> **GIVEN PROBLEM**:
Copy all lines below containing "this".

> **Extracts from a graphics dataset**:
»»
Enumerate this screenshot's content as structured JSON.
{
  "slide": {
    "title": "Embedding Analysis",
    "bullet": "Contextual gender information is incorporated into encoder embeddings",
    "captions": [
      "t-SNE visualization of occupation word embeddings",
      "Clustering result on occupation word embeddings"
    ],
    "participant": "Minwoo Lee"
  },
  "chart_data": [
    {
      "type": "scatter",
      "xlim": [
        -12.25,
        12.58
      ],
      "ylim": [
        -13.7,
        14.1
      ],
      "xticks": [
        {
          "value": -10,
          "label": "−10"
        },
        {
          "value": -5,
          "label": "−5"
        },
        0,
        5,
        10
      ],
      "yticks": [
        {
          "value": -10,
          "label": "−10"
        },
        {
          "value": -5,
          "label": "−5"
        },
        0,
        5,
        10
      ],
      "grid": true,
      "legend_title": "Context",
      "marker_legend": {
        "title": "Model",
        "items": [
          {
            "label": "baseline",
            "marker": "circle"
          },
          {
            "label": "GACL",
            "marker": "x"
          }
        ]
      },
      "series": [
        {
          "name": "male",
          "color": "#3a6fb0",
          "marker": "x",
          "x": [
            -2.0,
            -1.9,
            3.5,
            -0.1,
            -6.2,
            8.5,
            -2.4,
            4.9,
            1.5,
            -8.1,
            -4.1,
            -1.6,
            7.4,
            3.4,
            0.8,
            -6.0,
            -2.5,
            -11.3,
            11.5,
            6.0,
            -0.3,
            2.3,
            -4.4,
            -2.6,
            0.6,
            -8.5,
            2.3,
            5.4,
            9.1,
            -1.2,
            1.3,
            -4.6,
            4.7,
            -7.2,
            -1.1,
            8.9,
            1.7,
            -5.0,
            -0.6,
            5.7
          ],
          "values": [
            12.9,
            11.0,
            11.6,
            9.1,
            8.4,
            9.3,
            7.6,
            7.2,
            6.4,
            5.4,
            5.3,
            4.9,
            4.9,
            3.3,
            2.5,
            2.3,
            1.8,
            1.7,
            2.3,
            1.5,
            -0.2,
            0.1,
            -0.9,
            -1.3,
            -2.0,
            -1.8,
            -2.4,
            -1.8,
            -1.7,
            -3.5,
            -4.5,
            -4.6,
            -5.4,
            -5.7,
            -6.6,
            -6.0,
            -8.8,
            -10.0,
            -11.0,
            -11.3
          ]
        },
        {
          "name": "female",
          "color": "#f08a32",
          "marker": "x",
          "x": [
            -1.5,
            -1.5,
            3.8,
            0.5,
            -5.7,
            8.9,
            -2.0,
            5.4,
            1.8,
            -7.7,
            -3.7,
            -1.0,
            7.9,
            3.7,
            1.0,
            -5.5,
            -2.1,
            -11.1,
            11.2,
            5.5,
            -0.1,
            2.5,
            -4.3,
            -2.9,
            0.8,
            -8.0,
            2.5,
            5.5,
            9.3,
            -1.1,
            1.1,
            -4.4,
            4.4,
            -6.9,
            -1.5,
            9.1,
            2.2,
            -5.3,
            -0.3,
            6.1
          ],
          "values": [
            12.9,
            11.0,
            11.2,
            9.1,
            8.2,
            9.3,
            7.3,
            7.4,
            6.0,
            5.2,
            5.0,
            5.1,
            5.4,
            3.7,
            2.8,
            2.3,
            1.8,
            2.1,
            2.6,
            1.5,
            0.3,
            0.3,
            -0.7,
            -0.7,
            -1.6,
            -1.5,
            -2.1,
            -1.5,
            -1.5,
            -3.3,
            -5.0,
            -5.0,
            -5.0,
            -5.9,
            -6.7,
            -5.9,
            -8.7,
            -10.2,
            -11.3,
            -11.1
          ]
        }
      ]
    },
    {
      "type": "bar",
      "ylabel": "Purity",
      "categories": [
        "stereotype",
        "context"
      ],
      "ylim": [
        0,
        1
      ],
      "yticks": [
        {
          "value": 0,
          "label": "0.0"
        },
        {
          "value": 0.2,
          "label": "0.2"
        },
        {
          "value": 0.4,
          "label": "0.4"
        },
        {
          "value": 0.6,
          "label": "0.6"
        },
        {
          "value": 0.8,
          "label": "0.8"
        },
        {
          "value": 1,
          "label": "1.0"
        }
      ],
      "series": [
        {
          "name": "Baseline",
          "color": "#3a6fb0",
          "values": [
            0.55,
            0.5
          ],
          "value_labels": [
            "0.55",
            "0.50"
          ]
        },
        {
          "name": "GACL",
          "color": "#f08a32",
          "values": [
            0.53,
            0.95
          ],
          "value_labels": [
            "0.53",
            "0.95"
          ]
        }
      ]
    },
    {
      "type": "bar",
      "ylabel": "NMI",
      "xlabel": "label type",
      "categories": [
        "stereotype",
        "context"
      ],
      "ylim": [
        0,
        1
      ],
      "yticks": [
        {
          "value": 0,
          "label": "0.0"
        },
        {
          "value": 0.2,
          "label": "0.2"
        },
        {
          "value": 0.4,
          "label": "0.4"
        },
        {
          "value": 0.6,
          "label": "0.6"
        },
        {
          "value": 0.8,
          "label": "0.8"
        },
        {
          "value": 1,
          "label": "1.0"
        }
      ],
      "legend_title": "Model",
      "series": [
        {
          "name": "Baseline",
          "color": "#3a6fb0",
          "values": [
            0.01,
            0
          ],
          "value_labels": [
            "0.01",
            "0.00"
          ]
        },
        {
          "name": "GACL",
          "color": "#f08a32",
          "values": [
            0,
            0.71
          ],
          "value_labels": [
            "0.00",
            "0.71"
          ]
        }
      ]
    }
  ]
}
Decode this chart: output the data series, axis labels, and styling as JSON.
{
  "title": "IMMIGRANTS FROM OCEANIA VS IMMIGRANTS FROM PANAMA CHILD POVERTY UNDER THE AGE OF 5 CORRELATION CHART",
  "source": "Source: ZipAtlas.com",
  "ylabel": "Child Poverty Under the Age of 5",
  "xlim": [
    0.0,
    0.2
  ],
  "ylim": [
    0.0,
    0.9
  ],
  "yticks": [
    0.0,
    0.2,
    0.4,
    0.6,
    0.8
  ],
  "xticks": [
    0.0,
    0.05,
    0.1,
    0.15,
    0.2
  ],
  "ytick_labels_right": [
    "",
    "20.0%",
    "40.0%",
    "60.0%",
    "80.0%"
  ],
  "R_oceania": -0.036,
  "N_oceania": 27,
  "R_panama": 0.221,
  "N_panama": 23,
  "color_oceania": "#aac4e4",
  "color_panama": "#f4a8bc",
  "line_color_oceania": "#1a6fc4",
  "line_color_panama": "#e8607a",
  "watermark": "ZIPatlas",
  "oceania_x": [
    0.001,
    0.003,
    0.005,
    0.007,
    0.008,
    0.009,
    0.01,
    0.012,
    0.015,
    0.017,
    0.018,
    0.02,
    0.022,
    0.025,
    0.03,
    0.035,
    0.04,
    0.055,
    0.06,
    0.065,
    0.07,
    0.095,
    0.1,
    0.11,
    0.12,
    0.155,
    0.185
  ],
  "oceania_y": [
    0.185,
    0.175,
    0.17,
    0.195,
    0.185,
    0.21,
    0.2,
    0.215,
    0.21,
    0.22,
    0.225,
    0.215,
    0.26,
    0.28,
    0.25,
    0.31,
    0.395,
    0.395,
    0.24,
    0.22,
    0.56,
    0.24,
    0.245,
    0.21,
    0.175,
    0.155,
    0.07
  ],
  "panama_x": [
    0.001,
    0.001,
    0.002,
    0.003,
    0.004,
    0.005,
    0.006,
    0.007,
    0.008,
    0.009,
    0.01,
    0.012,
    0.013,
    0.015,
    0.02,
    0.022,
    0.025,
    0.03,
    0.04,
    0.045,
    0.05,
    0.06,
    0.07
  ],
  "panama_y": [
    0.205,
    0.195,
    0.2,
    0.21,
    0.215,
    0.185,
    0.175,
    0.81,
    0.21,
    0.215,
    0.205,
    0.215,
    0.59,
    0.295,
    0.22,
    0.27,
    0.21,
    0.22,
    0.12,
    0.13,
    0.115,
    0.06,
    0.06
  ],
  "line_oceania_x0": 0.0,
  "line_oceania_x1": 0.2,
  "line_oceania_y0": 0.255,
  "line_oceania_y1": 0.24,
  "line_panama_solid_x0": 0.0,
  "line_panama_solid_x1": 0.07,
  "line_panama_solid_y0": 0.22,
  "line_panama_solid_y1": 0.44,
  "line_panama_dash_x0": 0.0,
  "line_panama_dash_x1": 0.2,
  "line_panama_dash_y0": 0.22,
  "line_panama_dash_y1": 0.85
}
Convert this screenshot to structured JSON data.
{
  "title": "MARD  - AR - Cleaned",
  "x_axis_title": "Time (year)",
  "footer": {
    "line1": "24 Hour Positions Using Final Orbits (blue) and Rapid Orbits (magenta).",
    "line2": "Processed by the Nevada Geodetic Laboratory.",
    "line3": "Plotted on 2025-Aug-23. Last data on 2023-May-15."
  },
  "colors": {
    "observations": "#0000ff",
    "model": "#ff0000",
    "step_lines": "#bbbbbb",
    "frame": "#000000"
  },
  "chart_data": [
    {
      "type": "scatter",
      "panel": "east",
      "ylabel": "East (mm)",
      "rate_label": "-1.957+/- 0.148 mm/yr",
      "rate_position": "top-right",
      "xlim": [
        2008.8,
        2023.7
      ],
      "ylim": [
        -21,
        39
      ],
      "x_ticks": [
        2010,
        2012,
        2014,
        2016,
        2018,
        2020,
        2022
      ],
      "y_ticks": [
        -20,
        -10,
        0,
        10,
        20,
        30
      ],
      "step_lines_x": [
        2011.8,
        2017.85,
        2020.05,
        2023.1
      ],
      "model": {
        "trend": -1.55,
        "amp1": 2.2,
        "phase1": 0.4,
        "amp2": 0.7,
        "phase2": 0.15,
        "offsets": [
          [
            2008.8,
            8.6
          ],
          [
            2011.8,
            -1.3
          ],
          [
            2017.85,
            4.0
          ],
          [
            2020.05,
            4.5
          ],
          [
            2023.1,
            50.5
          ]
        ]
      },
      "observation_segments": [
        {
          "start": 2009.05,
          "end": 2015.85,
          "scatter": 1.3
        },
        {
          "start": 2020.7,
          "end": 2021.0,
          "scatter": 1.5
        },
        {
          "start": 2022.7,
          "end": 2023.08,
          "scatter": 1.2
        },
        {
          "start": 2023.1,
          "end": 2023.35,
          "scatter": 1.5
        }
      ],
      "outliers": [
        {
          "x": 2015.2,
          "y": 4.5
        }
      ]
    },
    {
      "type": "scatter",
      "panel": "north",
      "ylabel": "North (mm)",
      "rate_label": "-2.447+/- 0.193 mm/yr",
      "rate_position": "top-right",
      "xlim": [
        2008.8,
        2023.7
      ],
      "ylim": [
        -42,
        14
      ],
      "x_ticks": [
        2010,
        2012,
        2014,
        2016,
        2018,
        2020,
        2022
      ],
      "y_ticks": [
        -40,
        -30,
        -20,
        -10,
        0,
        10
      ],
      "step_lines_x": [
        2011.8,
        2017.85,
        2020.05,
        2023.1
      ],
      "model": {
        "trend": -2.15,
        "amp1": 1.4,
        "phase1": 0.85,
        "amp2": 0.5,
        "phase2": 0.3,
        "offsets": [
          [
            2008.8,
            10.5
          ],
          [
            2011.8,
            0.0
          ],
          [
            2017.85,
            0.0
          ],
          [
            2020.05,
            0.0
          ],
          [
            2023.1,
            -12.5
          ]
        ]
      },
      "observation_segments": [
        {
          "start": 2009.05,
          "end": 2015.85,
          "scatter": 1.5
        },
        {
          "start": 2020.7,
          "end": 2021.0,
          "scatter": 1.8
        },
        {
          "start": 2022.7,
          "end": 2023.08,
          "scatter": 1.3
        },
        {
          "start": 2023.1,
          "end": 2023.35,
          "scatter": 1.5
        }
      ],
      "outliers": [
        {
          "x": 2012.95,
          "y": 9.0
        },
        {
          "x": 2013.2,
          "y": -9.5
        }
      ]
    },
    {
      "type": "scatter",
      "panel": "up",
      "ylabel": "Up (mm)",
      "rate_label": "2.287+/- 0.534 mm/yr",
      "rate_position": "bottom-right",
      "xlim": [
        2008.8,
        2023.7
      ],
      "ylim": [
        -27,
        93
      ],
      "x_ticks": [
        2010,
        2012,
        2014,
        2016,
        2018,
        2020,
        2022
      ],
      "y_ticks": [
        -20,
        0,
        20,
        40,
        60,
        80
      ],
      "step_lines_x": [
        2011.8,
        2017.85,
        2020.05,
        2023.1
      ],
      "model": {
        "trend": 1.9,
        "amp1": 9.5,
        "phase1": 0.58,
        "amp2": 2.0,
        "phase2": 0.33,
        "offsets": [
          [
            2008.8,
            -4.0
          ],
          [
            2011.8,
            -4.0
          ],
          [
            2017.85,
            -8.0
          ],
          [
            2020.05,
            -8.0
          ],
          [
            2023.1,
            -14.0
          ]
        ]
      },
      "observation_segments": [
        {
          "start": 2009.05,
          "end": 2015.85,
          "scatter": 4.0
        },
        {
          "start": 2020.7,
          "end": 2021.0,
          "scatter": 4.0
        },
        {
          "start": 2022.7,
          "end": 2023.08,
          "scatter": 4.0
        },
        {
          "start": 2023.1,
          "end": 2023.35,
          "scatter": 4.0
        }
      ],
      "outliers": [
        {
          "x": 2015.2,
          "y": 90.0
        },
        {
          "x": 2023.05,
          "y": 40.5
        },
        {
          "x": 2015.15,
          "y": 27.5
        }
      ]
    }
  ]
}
««
> **THE OUTPUT**:
Enumerate this screenshot's content as structured JSON.
Decode this chart: output the data series, axis labels, and styling as JSON.
Convert this screenshot to structured JSON data.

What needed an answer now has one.